EXERCISE DIRECTIONS
Write out each line from the data below that includes the word "this".
>> begin ENTRIES SHOWN
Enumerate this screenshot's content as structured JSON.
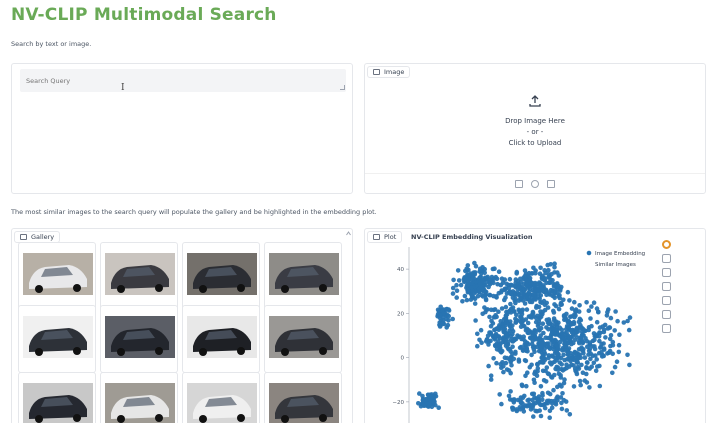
{
  "app": {
    "title": "NV-CLIP Multimodal Search",
    "subtitle": "Search by text or image.",
    "note": "The most similar images to the search query will populate the gallery and be highlighted in the embedding plot."
  },
  "search": {
    "placeholder": "Search Query"
  },
  "image_input": {
    "label": "Image",
    "drop_text": "Drop Image Here",
    "or_text": "- or -",
    "click_text": "Click to Upload",
    "toolbar_icons": [
      "upload-icon",
      "webcam-icon",
      "clipboard-icon"
    ]
  },
  "gallery": {
    "label": "Gallery",
    "items": [
      {
        "name": "white-hatchback",
        "body": "#e8e8ea",
        "bg": "#b7b0a6"
      },
      {
        "name": "blurred-car-roof",
        "body": "#3a3a40",
        "bg": "#c9c4bf"
      },
      {
        "name": "dark-sedan-road",
        "body": "#2b2d33",
        "bg": "#74706b"
      },
      {
        "name": "dark-sedan-motion",
        "body": "#3a3c44",
        "bg": "#8e8c88"
      },
      {
        "name": "dark-hatchback-top",
        "body": "#2d3138",
        "bg": "#f0f0f0"
      },
      {
        "name": "dark-car-night",
        "body": "#23262d",
        "bg": "#5b5e66"
      },
      {
        "name": "black-sedan",
        "body": "#1e2025",
        "bg": "#e8e8e8"
      },
      {
        "name": "dark-car-sign",
        "body": "#2f3137",
        "bg": "#9a9895"
      },
      {
        "name": "dark-car-lot",
        "body": "#252830",
        "bg": "#c8c8c8"
      },
      {
        "name": "white-pickup",
        "body": "#e6e6e6",
        "bg": "#9f9b94"
      },
      {
        "name": "white-van",
        "body": "#efefef",
        "bg": "#d6d6d6"
      },
      {
        "name": "dark-car-debris",
        "body": "#34363c",
        "bg": "#8b8580"
      }
    ]
  },
  "plot": {
    "label": "Plot",
    "title": "NV-CLIP Embedding Visualization",
    "tool_icons": [
      "bokeh-logo-icon",
      "pan-icon",
      "zoom-icon",
      "box-zoom-icon",
      "reset-icon",
      "save-icon",
      "hover-icon"
    ]
  },
  "chart_data": {
    "type": "scatter",
    "title": "NV-CLIP Embedding Visualization",
    "xlabel": "",
    "ylabel": "",
    "ylim": [
      -30,
      50
    ],
    "yticks": [
      "40",
      "20",
      "0",
      "−20"
    ],
    "legend": {
      "placement": "top-right",
      "entries": [
        "Image Embedding",
        "Similar Images"
      ]
    },
    "series": [
      {
        "name": "Image Embedding",
        "color": "#2874b2",
        "points": "dense cluster layout"
      },
      {
        "name": "Similar Images",
        "color": "#f59e0b",
        "points": "none visible"
      }
    ],
    "grid": false
  }
}
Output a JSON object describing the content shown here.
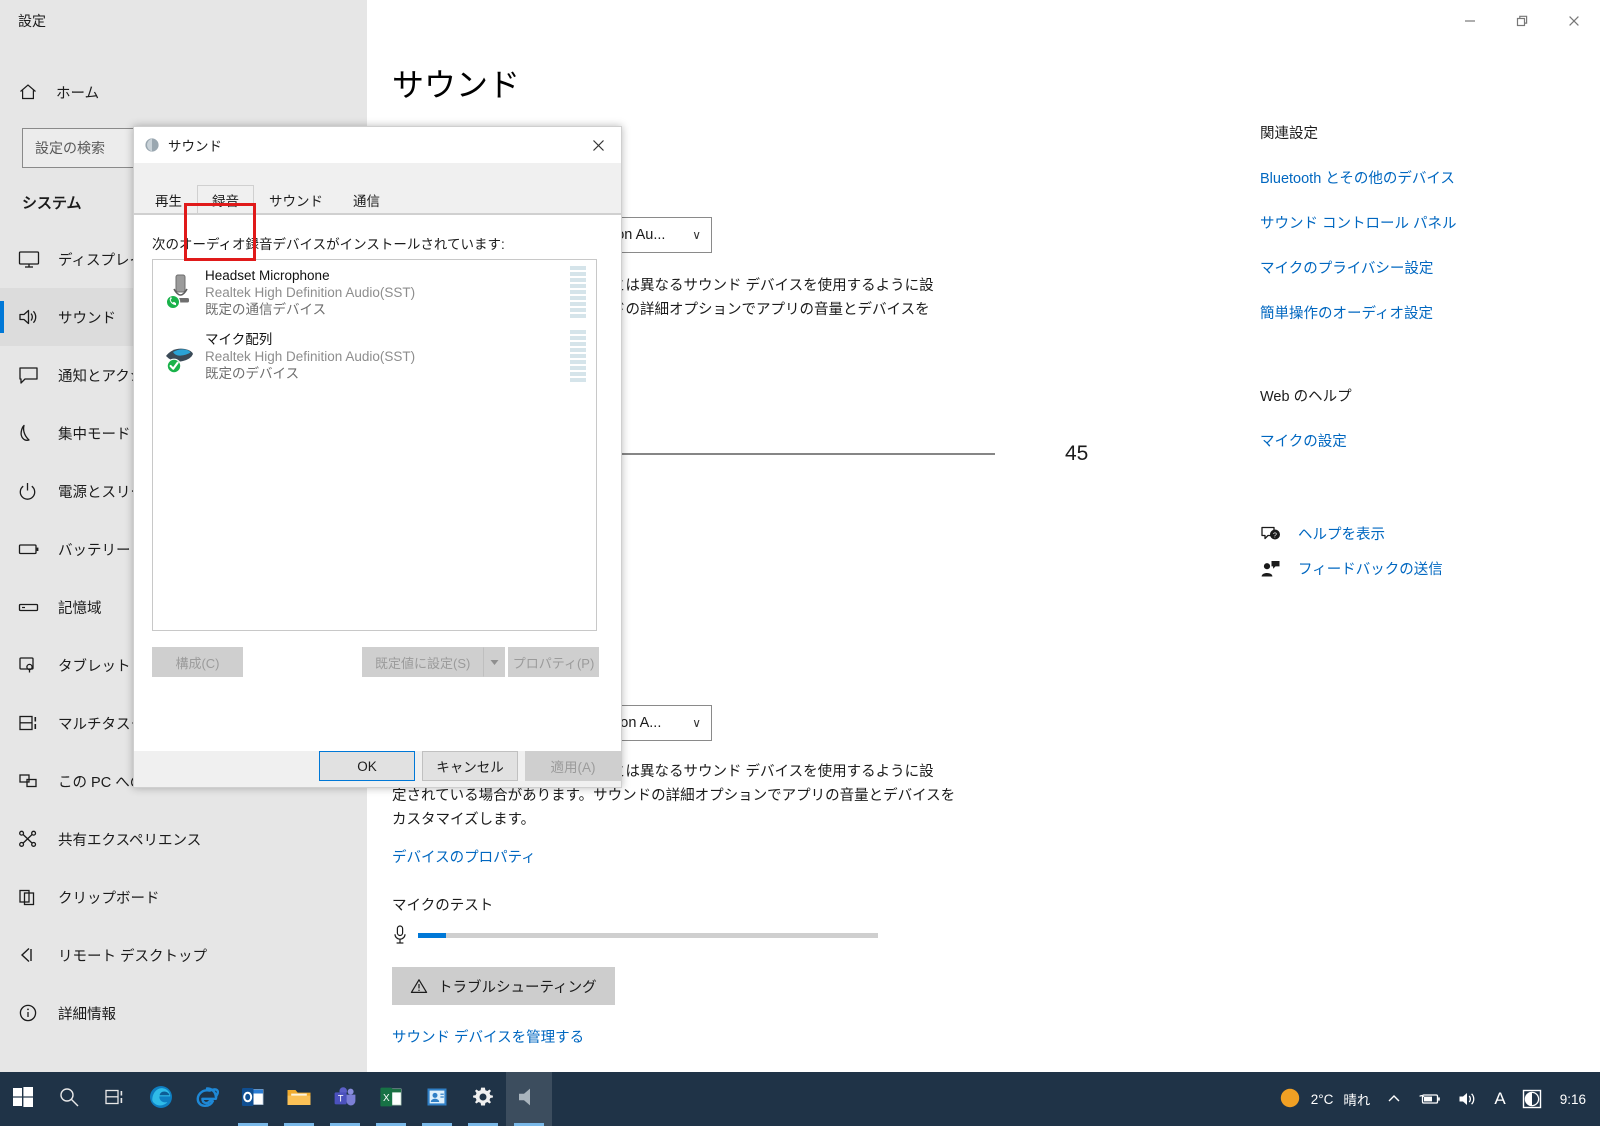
{
  "window": {
    "app_title": "設定",
    "minimize_label": "最小化",
    "maximize_label": "最大化",
    "close_label": "閉じる"
  },
  "sidebar": {
    "home_label": "ホーム",
    "search_placeholder": "設定の検索",
    "section_title": "システム",
    "items": [
      {
        "label": "ディスプレイ",
        "icon": "monitor-icon",
        "selected": false
      },
      {
        "label": "サウンド",
        "icon": "speaker-icon",
        "selected": true
      },
      {
        "label": "通知とアクション",
        "icon": "notification-icon",
        "selected": false
      },
      {
        "label": "集中モード",
        "icon": "moon-icon",
        "selected": false
      },
      {
        "label": "電源とスリープ",
        "icon": "power-icon",
        "selected": false
      },
      {
        "label": "バッテリー",
        "icon": "battery-icon",
        "selected": false
      },
      {
        "label": "記憶域",
        "icon": "storage-icon",
        "selected": false
      },
      {
        "label": "タブレット",
        "icon": "tablet-icon",
        "selected": false
      },
      {
        "label": "マルチタスク",
        "icon": "multitask-icon",
        "selected": false
      },
      {
        "label": "この PC へのプロジェクション",
        "icon": "projection-icon",
        "selected": false
      },
      {
        "label": "共有エクスペリエンス",
        "icon": "share-icon",
        "selected": false
      },
      {
        "label": "クリップボード",
        "icon": "clipboard-icon",
        "selected": false
      },
      {
        "label": "リモート デスクトップ",
        "icon": "remote-desktop-icon",
        "selected": false
      },
      {
        "label": "詳細情報",
        "icon": "info-icon",
        "selected": false
      }
    ]
  },
  "main": {
    "page_title": "サウンド",
    "output_device_value": "ion Au...",
    "output_desc_line1": "とは異なるサウンド デバイスを使用するように設",
    "output_desc_line2": "ドの詳細オプションでアプリの音量とデバイスを",
    "volume_value": "45",
    "input_device_value": "tion A...",
    "input_desc_line1": "とは異なるサウンド デバイスを使用するように設",
    "input_desc_line2": "定されている場合があります。サウンドの詳細オプションでアプリの音量とデバイスを",
    "input_desc_line3": "カスタマイズします。",
    "device_properties_link": "デバイスのプロパティ",
    "mic_test_label": "マイクのテスト",
    "mic_level_percent": 6,
    "troubleshoot_label": "トラブルシューティング",
    "manage_devices_link": "サウンド デバイスを管理する"
  },
  "rail": {
    "related_settings_heading": "関連設定",
    "related_links": [
      "Bluetooth とその他のデバイス",
      "サウンド コントロール パネル",
      "マイクのプライバシー設定",
      "簡単操作のオーディオ設定"
    ],
    "web_help_heading": "Web のヘルプ",
    "web_help_links": [
      "マイクの設定"
    ],
    "support_links": [
      {
        "label": "ヘルプを表示",
        "icon": "help-chat-icon"
      },
      {
        "label": "フィードバックの送信",
        "icon": "feedback-person-icon"
      }
    ]
  },
  "dialog": {
    "title": "サウンド",
    "close_label": "閉じる",
    "tabs": [
      {
        "label": "再生",
        "active": false
      },
      {
        "label": "録音",
        "active": true
      },
      {
        "label": "サウンド",
        "active": false
      },
      {
        "label": "通信",
        "active": false
      }
    ],
    "panel_label": "次のオーディオ録音デバイスがインストールされています:",
    "devices": [
      {
        "name": "Headset Microphone",
        "driver": "Realtek High Definition Audio(SST)",
        "status": "既定の通信デバイス",
        "icon": "microphone-device-icon",
        "badge": "green-phone-badge",
        "vu_segments": 9
      },
      {
        "name": "マイク配列",
        "driver": "Realtek High Definition Audio(SST)",
        "status": "既定のデバイス",
        "icon": "mic-array-device-icon",
        "badge": "green-check-badge",
        "vu_segments": 9
      }
    ],
    "buttons": {
      "configure": "構成(C)",
      "set_default": "既定値に設定(S)",
      "properties": "プロパティ(P)",
      "ok": "OK",
      "cancel": "キャンセル",
      "apply": "適用(A)"
    }
  },
  "taskbar": {
    "items": [
      {
        "name": "start-button",
        "icon": "windows-logo-icon",
        "running": false,
        "active": false
      },
      {
        "name": "search-button",
        "icon": "search-icon",
        "running": false,
        "active": false
      },
      {
        "name": "task-view-button",
        "icon": "task-view-icon",
        "running": false,
        "active": false
      },
      {
        "name": "edge-chromium-button",
        "icon": "edge-icon",
        "running": false,
        "active": false
      },
      {
        "name": "internet-explorer-button",
        "icon": "ie-icon",
        "running": false,
        "active": false
      },
      {
        "name": "outlook-button",
        "icon": "outlook-icon",
        "running": true,
        "active": false
      },
      {
        "name": "file-explorer-button",
        "icon": "folder-icon",
        "running": true,
        "active": false
      },
      {
        "name": "teams-button",
        "icon": "teams-icon",
        "running": true,
        "active": false
      },
      {
        "name": "excel-button",
        "icon": "excel-icon",
        "running": true,
        "active": false
      },
      {
        "name": "contacts-button",
        "icon": "contacts-icon",
        "running": true,
        "active": false
      },
      {
        "name": "settings-button",
        "icon": "gear-icon",
        "running": true,
        "active": false
      },
      {
        "name": "sound-control-button",
        "icon": "speaker-icon",
        "running": true,
        "active": true
      }
    ],
    "tray": {
      "weather_temp": "2°C",
      "weather_condition": "晴れ",
      "show_hidden_label": "隠れているインジケーターを表示します",
      "battery_label": "バッテリー",
      "volume_label": "スピーカー",
      "ime_label": "A",
      "night_light_label": "夜間モード",
      "clock": "9:16"
    }
  },
  "colors": {
    "accent": "#0078d7",
    "link": "#0067c0",
    "sidebar_bg": "#e6e6e6",
    "taskbar_bg": "#1f3347",
    "highlight_red": "#e01a1a"
  }
}
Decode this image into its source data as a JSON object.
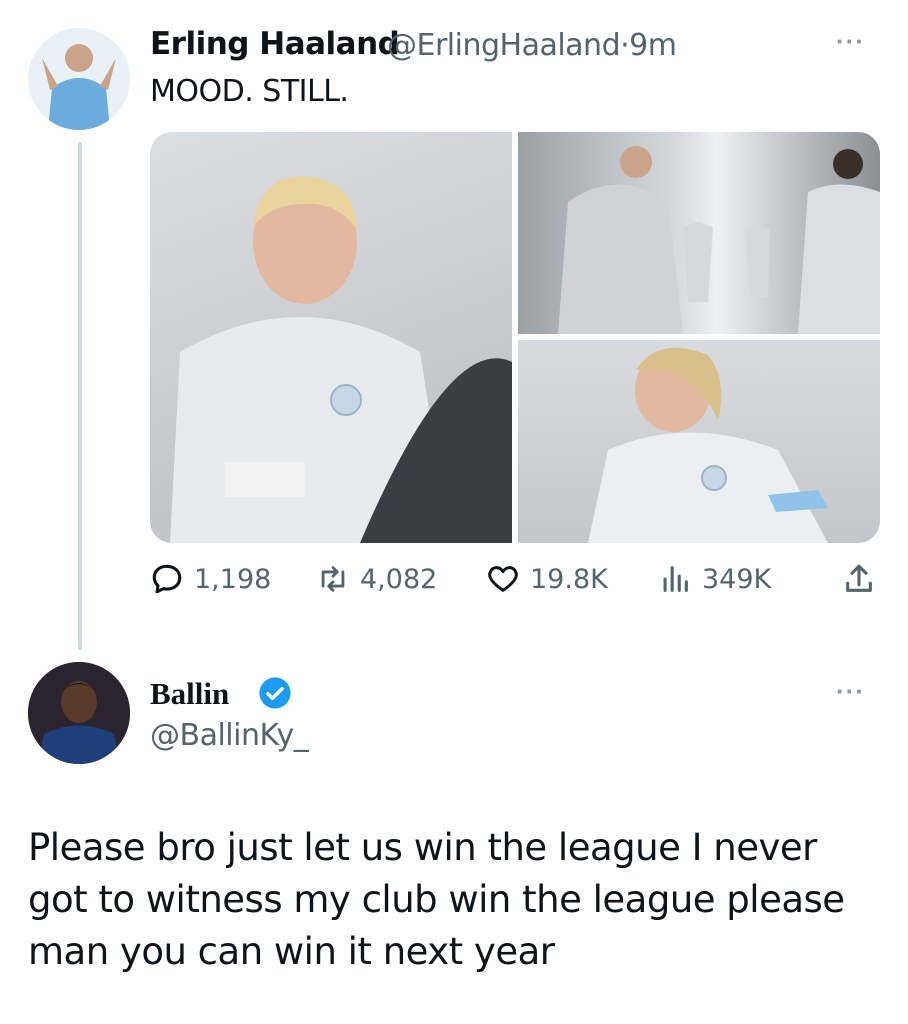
>> end ENTRIES SHOWN
COMPLETED TASK
Enumerate this screenshot's content as structured JSON.
Decode this image into its source data as a JSON object.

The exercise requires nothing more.